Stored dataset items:
----

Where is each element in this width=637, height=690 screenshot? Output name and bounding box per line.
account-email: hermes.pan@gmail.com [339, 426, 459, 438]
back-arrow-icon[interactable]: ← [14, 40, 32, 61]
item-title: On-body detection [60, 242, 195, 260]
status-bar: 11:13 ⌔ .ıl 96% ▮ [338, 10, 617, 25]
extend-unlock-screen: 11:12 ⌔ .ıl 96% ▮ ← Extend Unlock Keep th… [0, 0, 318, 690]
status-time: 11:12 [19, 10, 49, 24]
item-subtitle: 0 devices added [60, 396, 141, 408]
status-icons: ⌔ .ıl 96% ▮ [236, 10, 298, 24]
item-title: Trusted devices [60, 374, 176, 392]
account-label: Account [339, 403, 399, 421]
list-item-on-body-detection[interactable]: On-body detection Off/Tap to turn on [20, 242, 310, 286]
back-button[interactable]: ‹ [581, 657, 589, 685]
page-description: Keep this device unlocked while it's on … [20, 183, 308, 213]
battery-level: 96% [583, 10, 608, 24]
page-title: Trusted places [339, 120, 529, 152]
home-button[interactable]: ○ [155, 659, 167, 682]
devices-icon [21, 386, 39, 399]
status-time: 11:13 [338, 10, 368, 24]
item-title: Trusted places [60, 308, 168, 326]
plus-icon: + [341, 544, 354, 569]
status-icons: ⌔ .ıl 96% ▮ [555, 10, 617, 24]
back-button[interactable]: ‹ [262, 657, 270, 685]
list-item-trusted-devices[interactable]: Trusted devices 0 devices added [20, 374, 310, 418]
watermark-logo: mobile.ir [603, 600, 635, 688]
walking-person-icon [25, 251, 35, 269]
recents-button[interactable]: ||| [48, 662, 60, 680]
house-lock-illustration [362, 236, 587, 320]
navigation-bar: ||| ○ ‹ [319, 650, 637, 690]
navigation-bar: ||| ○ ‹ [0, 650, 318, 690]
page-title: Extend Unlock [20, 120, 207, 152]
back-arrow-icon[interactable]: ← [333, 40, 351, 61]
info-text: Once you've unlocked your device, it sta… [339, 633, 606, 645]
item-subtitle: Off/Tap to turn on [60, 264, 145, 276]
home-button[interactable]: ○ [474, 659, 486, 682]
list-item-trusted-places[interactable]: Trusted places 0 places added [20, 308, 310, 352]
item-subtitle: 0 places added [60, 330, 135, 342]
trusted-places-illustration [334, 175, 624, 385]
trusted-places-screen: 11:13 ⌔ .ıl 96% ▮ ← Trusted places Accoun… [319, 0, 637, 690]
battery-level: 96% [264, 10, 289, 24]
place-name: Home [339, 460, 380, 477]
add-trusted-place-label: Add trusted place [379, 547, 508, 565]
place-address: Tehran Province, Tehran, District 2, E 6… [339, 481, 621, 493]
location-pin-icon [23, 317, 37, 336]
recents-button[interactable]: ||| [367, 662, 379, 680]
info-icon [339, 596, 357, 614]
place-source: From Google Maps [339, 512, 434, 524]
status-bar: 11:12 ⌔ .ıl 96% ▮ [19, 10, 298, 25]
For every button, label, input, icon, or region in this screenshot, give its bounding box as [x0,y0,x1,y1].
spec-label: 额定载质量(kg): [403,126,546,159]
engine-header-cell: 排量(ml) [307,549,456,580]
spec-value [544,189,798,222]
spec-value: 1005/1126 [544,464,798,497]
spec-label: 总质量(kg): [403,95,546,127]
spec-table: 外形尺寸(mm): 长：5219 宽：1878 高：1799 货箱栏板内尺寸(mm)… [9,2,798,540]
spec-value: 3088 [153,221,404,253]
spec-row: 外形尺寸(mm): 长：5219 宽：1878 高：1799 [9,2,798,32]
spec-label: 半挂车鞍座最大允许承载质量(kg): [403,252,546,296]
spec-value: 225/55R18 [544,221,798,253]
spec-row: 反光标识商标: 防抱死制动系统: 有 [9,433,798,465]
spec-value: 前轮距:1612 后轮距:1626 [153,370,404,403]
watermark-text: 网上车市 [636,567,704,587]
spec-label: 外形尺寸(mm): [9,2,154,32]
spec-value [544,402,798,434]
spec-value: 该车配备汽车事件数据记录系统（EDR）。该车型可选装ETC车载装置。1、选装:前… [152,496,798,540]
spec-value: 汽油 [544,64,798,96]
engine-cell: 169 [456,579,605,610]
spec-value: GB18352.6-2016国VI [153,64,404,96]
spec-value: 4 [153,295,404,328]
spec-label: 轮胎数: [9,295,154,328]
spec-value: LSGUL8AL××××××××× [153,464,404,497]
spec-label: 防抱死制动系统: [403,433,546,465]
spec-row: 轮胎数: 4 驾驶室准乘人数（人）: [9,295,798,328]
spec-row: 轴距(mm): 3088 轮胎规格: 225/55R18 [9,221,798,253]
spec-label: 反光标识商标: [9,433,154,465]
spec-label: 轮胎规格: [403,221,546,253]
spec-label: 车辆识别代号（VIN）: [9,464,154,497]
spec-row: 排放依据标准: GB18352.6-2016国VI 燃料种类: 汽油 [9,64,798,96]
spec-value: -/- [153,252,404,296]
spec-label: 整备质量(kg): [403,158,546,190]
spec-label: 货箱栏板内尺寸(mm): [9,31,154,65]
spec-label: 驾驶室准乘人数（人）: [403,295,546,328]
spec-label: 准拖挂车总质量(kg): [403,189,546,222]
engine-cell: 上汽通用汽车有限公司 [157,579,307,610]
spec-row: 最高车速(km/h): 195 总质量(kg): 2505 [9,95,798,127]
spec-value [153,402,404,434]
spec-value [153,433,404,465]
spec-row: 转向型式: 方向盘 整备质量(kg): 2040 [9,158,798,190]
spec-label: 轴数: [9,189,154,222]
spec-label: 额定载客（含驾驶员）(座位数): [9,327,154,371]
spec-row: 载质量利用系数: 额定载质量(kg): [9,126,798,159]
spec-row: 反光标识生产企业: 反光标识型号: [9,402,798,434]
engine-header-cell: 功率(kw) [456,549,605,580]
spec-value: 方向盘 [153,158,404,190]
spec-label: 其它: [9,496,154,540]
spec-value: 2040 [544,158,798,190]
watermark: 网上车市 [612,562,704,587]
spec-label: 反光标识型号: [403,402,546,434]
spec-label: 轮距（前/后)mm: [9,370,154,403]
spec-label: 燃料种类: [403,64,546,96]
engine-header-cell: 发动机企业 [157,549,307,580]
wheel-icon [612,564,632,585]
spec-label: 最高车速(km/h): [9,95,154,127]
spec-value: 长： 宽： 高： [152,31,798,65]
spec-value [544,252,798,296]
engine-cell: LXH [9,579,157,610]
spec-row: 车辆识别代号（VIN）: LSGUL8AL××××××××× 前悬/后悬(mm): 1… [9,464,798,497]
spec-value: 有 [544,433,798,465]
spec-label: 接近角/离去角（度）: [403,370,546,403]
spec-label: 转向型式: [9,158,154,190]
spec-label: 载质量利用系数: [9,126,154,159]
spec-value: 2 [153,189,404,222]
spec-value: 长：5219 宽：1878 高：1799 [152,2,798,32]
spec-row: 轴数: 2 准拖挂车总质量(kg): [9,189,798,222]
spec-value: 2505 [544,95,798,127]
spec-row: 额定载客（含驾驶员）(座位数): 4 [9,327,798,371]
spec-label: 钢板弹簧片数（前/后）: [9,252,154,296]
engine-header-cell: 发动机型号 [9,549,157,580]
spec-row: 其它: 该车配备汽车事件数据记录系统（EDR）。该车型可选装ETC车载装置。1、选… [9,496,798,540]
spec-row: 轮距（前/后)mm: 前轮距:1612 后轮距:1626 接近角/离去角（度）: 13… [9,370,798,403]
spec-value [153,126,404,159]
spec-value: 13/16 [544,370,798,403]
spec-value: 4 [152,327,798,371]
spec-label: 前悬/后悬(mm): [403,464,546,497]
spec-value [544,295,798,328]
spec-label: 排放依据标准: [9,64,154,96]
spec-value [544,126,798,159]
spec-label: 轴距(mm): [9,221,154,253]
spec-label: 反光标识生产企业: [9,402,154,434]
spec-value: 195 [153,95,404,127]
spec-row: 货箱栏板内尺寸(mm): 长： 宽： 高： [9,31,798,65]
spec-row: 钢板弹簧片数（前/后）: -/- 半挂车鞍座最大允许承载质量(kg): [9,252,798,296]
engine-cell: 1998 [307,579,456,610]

----

• **THE REQUEST**
Reproduce verbatim the lines from the first line of the items through the line containing "list-item-on-body-detection[interactable]: On-body detection", including both of them.

• **SOLUTION TO THIS TASK**
Where is each element in this width=637, height=690 screenshot? Output name and bounding box per line.
account-email: hermes.pan@gmail.com [339, 426, 459, 438]
back-arrow-icon[interactable]: ← [14, 40, 32, 61]
item-title: On-body detection [60, 242, 195, 260]
status-bar: 11:13 ⌔ .ıl 96% ▮ [338, 10, 617, 25]
extend-unlock-screen: 11:12 ⌔ .ıl 96% ▮ ← Extend Unlock Keep th… [0, 0, 318, 690]
status-time: 11:12 [19, 10, 49, 24]
item-subtitle: 0 devices added [60, 396, 141, 408]
status-icons: ⌔ .ıl 96% ▮ [236, 10, 298, 24]
item-title: Trusted devices [60, 374, 176, 392]
account-label: Account [339, 403, 399, 421]
list-item-on-body-detection[interactable]: On-body detection Off/Tap to turn on [20, 242, 310, 286]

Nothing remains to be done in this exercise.